WORK TO COMPLETE
Take each line containing "balance" and report it exactly as written.

START EXERCISE INPUT

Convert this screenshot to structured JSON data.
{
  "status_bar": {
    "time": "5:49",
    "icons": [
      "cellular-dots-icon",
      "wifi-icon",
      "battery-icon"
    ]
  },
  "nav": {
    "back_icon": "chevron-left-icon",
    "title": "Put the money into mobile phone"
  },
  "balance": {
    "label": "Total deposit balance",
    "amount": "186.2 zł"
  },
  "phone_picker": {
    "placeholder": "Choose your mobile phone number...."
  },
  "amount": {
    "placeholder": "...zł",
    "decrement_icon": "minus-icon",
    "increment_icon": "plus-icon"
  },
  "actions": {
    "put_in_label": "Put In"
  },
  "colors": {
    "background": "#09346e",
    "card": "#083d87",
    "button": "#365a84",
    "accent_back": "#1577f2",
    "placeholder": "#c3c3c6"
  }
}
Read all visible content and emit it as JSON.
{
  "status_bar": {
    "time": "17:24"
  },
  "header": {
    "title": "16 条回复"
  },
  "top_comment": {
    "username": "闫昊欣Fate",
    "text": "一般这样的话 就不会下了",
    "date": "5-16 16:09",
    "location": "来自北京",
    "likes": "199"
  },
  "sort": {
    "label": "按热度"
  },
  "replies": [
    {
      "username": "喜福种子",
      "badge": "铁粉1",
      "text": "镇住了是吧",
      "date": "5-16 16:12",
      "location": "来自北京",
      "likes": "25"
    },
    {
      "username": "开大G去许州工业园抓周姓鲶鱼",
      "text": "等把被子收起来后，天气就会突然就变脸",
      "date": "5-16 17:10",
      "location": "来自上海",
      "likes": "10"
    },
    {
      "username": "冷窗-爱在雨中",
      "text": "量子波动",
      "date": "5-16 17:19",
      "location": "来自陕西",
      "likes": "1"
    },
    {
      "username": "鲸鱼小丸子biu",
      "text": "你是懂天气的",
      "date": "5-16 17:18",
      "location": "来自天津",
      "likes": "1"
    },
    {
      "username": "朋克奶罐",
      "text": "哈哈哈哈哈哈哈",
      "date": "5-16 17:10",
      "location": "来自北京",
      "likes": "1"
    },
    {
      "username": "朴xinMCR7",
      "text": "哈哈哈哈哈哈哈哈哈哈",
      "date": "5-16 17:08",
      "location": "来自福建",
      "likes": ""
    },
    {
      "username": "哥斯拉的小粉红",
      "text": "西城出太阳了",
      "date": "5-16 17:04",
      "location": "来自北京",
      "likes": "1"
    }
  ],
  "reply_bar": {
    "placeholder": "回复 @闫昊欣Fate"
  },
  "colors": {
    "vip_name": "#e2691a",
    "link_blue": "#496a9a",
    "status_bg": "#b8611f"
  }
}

END EXERCISE INPUT

THE SOLUTION
  "balance": {
    "label": "Total deposit balance",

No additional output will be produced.